## SET TASK A
How many years before this visit had Tim been there, according to the passage about the Calcutta stay?

Tim knows me well and he tried to cheer me as I wailed to him about how wrong it was. That we had so much and the thickness of a wall “protected us” from seeing how little they had. I should have gone outside and sat in the gutter with them. But what would that accomplish? We had our drink, probably more than one, that night, and when the gong sounded we joined the other 18-odd guests in the dining room.
Tim had been there 12 years prior, during the India-Pakistan war that caused him to be stranded, until he “escaped” on a flight bound for Moscow. As we sat through our very British dinner, he nudged me indicating one of the servers. “I’m sure he was here before and he looked 100 then!”
The server was a very upright gentleman in a traditional Nehru jacket, wearing a turban and a splendid mustache. He did indeed look quite ancient, as did the rest of the staff. One felt they had been there from the start in 1783! It was very “Jewel in the Crown”, if anyone remembers that.
Would I be any happier if I had not seen the streets of Calcutta? Does not seeing something make it not exist? Of course not. But seeing and imagining are not the same. I had already seen the same thing, elsewhere. It’s something I could not forget, in a lifetime.
And there are so many other ways the poor of India and other countries suffer, particularly sex slavery and child labor. How many ways can the Human Race disgrace itself?

## RECORDED DATA
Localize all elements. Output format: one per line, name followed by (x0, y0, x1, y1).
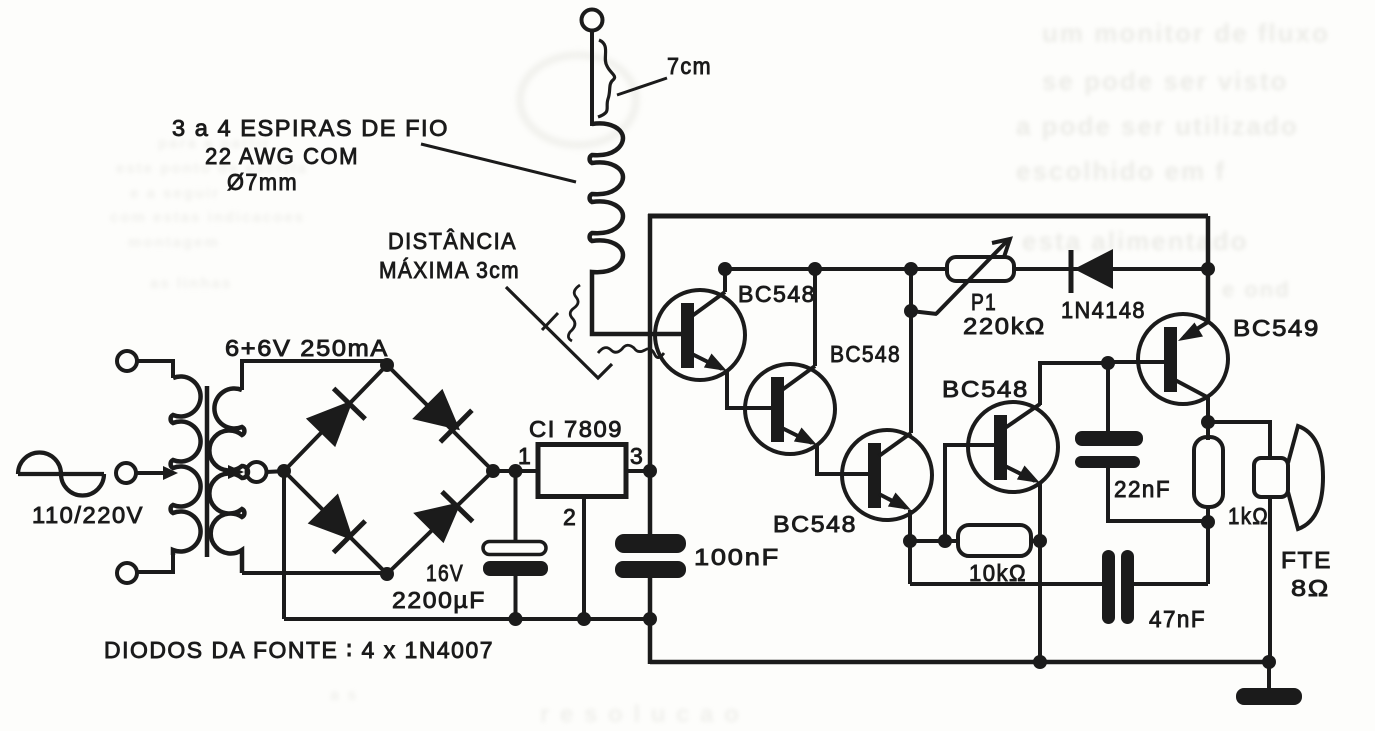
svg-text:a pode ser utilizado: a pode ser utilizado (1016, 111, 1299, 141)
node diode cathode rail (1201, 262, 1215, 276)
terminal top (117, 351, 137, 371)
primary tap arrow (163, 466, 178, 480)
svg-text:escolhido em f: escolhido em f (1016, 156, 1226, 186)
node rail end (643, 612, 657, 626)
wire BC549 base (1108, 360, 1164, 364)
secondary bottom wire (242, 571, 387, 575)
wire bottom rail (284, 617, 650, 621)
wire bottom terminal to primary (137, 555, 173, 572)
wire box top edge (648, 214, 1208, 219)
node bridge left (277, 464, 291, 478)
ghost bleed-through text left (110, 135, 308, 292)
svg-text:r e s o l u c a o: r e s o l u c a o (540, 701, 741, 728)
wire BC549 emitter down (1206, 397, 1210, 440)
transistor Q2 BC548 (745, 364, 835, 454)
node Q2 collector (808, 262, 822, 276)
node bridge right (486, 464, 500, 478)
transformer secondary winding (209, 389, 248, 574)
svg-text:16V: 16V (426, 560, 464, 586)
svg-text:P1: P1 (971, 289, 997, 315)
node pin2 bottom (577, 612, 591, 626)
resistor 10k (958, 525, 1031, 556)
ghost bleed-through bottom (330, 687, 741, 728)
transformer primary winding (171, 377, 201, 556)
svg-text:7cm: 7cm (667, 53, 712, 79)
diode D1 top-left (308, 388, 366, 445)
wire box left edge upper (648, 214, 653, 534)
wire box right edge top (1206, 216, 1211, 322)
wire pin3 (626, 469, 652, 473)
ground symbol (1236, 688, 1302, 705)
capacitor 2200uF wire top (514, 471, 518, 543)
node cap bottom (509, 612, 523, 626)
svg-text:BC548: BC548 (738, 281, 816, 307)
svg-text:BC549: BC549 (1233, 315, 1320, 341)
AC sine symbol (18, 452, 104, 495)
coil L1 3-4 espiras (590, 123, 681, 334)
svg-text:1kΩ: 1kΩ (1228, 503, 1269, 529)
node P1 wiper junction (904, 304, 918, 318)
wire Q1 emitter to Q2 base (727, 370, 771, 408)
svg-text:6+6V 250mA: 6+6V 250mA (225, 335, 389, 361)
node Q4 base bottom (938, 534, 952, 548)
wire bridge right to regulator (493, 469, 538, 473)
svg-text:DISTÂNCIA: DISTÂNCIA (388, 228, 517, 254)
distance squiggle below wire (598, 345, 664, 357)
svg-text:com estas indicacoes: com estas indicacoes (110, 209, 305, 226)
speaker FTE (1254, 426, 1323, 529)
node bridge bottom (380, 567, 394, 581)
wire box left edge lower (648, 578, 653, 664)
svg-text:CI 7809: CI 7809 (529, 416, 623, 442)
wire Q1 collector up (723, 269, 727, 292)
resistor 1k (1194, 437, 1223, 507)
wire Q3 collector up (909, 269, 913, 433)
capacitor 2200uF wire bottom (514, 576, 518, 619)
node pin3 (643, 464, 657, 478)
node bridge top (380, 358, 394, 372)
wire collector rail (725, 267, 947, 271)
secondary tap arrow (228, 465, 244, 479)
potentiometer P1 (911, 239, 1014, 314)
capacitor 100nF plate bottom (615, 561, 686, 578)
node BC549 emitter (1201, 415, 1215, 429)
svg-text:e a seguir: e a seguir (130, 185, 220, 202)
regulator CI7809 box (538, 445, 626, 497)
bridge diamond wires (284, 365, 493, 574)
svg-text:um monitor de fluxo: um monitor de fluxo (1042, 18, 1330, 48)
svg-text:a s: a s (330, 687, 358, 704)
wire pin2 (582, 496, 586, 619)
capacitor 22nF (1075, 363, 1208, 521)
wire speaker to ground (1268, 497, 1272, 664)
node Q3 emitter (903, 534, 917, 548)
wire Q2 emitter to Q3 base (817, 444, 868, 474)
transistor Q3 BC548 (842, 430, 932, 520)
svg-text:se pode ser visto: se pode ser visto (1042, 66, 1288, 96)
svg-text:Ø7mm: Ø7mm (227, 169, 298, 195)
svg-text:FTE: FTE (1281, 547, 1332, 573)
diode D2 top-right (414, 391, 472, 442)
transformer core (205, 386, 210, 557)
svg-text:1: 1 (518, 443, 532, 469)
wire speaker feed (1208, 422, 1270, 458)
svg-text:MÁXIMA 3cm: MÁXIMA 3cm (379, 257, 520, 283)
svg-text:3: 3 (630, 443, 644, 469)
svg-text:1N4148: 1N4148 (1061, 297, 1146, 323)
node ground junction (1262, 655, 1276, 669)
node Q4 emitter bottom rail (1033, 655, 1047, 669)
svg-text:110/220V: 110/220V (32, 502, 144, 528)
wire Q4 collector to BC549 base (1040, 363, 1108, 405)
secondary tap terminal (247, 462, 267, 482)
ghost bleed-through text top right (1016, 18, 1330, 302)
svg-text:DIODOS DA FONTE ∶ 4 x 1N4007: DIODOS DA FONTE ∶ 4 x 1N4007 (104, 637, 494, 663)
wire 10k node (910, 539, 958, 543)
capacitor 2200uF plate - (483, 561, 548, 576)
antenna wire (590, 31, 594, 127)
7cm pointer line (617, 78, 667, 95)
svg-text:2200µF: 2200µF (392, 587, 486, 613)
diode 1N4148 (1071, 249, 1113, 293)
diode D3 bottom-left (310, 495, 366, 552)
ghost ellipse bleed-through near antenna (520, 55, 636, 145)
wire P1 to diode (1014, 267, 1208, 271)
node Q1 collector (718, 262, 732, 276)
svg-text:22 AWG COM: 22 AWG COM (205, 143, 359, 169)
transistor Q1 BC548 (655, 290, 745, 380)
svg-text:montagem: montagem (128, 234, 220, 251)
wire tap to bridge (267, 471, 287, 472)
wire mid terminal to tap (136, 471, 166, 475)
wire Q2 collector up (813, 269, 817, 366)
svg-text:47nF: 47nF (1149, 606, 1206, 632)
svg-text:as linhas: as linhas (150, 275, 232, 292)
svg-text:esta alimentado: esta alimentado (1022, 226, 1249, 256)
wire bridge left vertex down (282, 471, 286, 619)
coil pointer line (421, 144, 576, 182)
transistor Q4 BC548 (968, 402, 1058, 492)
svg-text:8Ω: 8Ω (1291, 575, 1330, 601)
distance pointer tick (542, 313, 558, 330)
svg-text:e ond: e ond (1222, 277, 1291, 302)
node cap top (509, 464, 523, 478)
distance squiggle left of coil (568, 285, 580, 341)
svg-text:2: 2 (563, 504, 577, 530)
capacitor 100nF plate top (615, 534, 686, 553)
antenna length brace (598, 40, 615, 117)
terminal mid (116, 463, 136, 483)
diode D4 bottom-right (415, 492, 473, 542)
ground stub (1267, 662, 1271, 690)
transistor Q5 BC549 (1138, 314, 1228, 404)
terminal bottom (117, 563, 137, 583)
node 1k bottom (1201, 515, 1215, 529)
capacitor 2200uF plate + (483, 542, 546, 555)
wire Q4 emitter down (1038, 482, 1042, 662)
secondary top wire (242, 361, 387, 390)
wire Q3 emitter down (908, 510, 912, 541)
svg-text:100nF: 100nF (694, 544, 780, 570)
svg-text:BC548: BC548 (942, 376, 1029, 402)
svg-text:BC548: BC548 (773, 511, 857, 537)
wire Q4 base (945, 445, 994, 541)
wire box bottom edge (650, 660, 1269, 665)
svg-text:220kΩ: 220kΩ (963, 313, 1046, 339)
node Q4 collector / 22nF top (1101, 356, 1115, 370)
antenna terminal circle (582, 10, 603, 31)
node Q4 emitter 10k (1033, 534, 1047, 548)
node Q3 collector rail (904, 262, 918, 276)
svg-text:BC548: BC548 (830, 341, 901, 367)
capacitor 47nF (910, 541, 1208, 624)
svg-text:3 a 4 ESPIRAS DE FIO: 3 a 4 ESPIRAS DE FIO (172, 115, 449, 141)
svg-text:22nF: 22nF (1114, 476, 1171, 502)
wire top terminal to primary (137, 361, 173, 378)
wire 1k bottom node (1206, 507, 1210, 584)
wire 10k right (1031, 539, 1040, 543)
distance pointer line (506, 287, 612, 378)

## SET TASK B
Reproduce the lines of the entries from the line with "svg-text:a pode ser" to the line with "wire bottom rail (284, 617, 650, 621)", including both of those lines.

## FINAL RESULT A
12 years

## FINAL RESULT B
svg-text:a pode ser utilizado: a pode ser utilizado (1016, 111, 1299, 141)
node diode cathode rail (1201, 262, 1215, 276)
terminal top (117, 351, 137, 371)
primary tap arrow (163, 466, 178, 480)
svg-text:escolhido em f: escolhido em f (1016, 156, 1226, 186)
node rail end (643, 612, 657, 626)
wire BC549 base (1108, 360, 1164, 364)
secondary bottom wire (242, 571, 387, 575)
wire bottom rail (284, 617, 650, 621)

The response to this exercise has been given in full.